== Task brief ==
Can you print the data exactly and leave out each image?
################
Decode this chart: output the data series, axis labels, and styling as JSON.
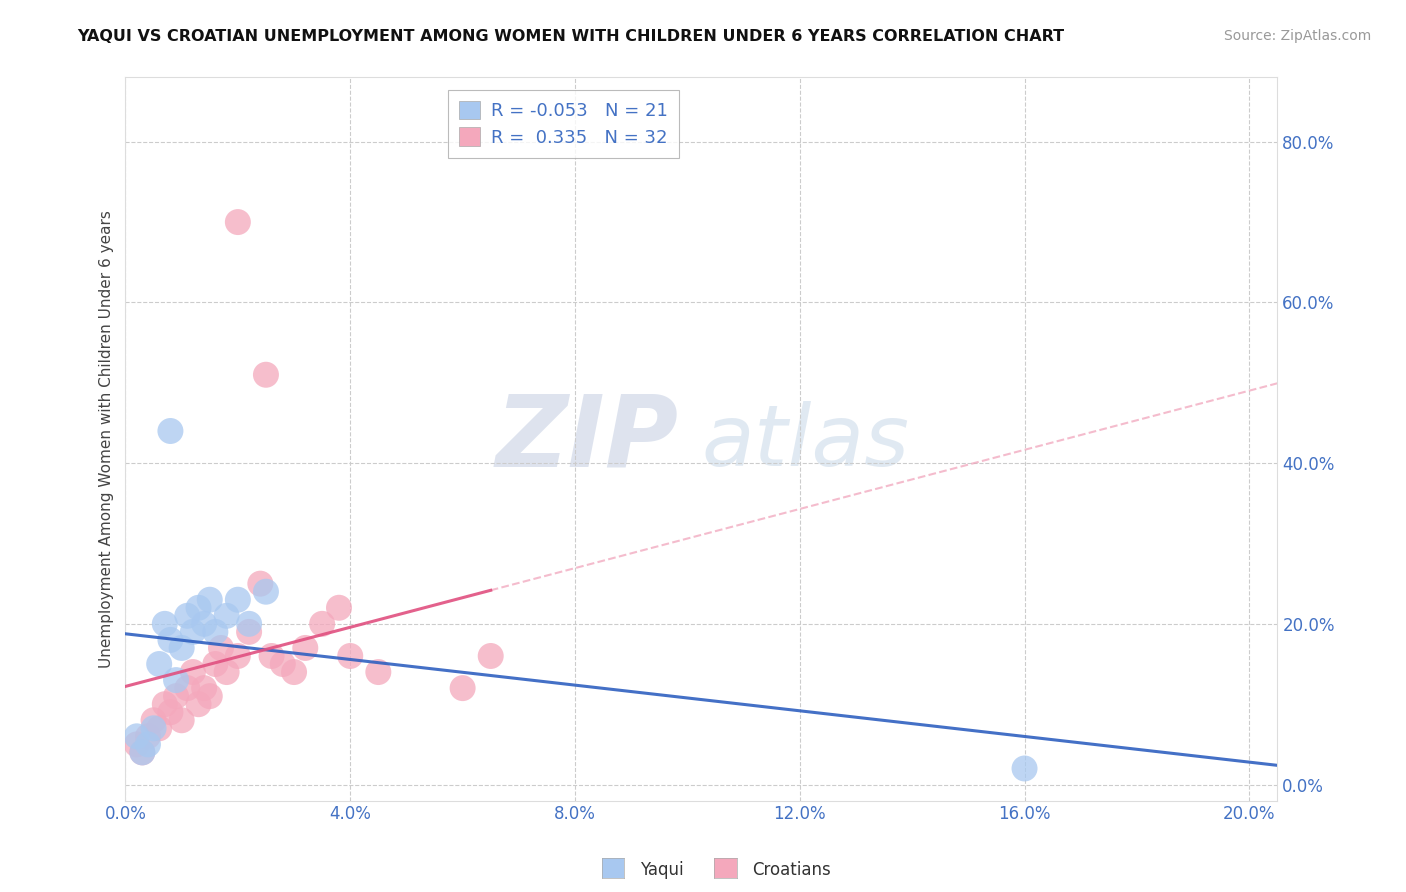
{
  "title": "YAQUI VS CROATIAN UNEMPLOYMENT AMONG WOMEN WITH CHILDREN UNDER 6 YEARS CORRELATION CHART",
  "source": "Source: ZipAtlas.com",
  "ylabel": "Unemployment Among Women with Children Under 6 years",
  "xlim": [
    0.0,
    0.205
  ],
  "ylim": [
    -0.02,
    0.88
  ],
  "xticks": [
    0.0,
    0.04,
    0.08,
    0.12,
    0.16,
    0.2
  ],
  "yticks": [
    0.0,
    0.2,
    0.4,
    0.6,
    0.8
  ],
  "xticklabels": [
    "0.0%",
    "4.0%",
    "8.0%",
    "12.0%",
    "16.0%",
    "20.0%"
  ],
  "yticklabels": [
    "0.0%",
    "20.0%",
    "40.0%",
    "60.0%",
    "80.0%"
  ],
  "yaqui_color": "#A8C8F0",
  "croatian_color": "#F4A8BC",
  "trend_yaqui_color": "#3060C0",
  "trend_croatian_color": "#E05080",
  "trend_yaqui_dashed_color": "#C0C8E8",
  "trend_croatian_dashed_color": "#F0A0B8",
  "legend_R_yaqui": "-0.053",
  "legend_N_yaqui": "21",
  "legend_R_croatian": "0.335",
  "legend_N_croatian": "32",
  "yaqui_x": [
    0.002,
    0.003,
    0.004,
    0.005,
    0.006,
    0.007,
    0.008,
    0.009,
    0.01,
    0.011,
    0.012,
    0.013,
    0.014,
    0.015,
    0.016,
    0.018,
    0.02,
    0.022,
    0.025,
    0.16,
    0.008
  ],
  "yaqui_y": [
    0.06,
    0.04,
    0.05,
    0.07,
    0.15,
    0.2,
    0.18,
    0.13,
    0.17,
    0.21,
    0.19,
    0.22,
    0.2,
    0.23,
    0.19,
    0.21,
    0.23,
    0.2,
    0.24,
    0.02,
    0.44
  ],
  "croatian_x": [
    0.002,
    0.003,
    0.004,
    0.005,
    0.006,
    0.007,
    0.008,
    0.009,
    0.01,
    0.011,
    0.012,
    0.013,
    0.014,
    0.015,
    0.016,
    0.017,
    0.018,
    0.02,
    0.022,
    0.024,
    0.026,
    0.028,
    0.03,
    0.032,
    0.035,
    0.038,
    0.04,
    0.045,
    0.06,
    0.065,
    0.02,
    0.025
  ],
  "croatian_y": [
    0.05,
    0.04,
    0.06,
    0.08,
    0.07,
    0.1,
    0.09,
    0.11,
    0.08,
    0.12,
    0.14,
    0.1,
    0.12,
    0.11,
    0.15,
    0.17,
    0.14,
    0.16,
    0.19,
    0.25,
    0.16,
    0.15,
    0.14,
    0.17,
    0.2,
    0.22,
    0.16,
    0.14,
    0.12,
    0.16,
    0.7,
    0.51
  ],
  "watermark_zip": "ZIP",
  "watermark_atlas": "atlas",
  "background_color": "#FFFFFF",
  "grid_color": "#CCCCCC"
}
################
== The response ==
Decode this chart: output the data series, axis labels, and styling as JSON.
{
  "title": "YAQUI VS CROATIAN UNEMPLOYMENT AMONG WOMEN WITH CHILDREN UNDER 6 YEARS CORRELATION CHART",
  "source": "Source: ZipAtlas.com",
  "ylabel": "Unemployment Among Women with Children Under 6 years",
  "xlim": [
    0.0,
    0.205
  ],
  "ylim": [
    -0.02,
    0.88
  ],
  "xticks": [
    0.0,
    0.04,
    0.08,
    0.12,
    0.16,
    0.2
  ],
  "yticks": [
    0.0,
    0.2,
    0.4,
    0.6,
    0.8
  ],
  "xticklabels": [
    "0.0%",
    "4.0%",
    "8.0%",
    "12.0%",
    "16.0%",
    "20.0%"
  ],
  "yticklabels": [
    "0.0%",
    "20.0%",
    "40.0%",
    "60.0%",
    "80.0%"
  ],
  "yaqui_color": "#A8C8F0",
  "croatian_color": "#F4A8BC",
  "trend_yaqui_color": "#3060C0",
  "trend_croatian_color": "#E05080",
  "trend_yaqui_dashed_color": "#C0C8E8",
  "trend_croatian_dashed_color": "#F0A0B8",
  "legend_R_yaqui": "-0.053",
  "legend_N_yaqui": "21",
  "legend_R_croatian": "0.335",
  "legend_N_croatian": "32",
  "yaqui_x": [
    0.002,
    0.003,
    0.004,
    0.005,
    0.006,
    0.007,
    0.008,
    0.009,
    0.01,
    0.011,
    0.012,
    0.013,
    0.014,
    0.015,
    0.016,
    0.018,
    0.02,
    0.022,
    0.025,
    0.16,
    0.008
  ],
  "yaqui_y": [
    0.06,
    0.04,
    0.05,
    0.07,
    0.15,
    0.2,
    0.18,
    0.13,
    0.17,
    0.21,
    0.19,
    0.22,
    0.2,
    0.23,
    0.19,
    0.21,
    0.23,
    0.2,
    0.24,
    0.02,
    0.44
  ],
  "croatian_x": [
    0.002,
    0.003,
    0.004,
    0.005,
    0.006,
    0.007,
    0.008,
    0.009,
    0.01,
    0.011,
    0.012,
    0.013,
    0.014,
    0.015,
    0.016,
    0.017,
    0.018,
    0.02,
    0.022,
    0.024,
    0.026,
    0.028,
    0.03,
    0.032,
    0.035,
    0.038,
    0.04,
    0.045,
    0.06,
    0.065,
    0.02,
    0.025
  ],
  "croatian_y": [
    0.05,
    0.04,
    0.06,
    0.08,
    0.07,
    0.1,
    0.09,
    0.11,
    0.08,
    0.12,
    0.14,
    0.1,
    0.12,
    0.11,
    0.15,
    0.17,
    0.14,
    0.16,
    0.19,
    0.25,
    0.16,
    0.15,
    0.14,
    0.17,
    0.2,
    0.22,
    0.16,
    0.14,
    0.12,
    0.16,
    0.7,
    0.51
  ],
  "watermark_zip": "ZIP",
  "watermark_atlas": "atlas",
  "background_color": "#FFFFFF",
  "grid_color": "#CCCCCC"
}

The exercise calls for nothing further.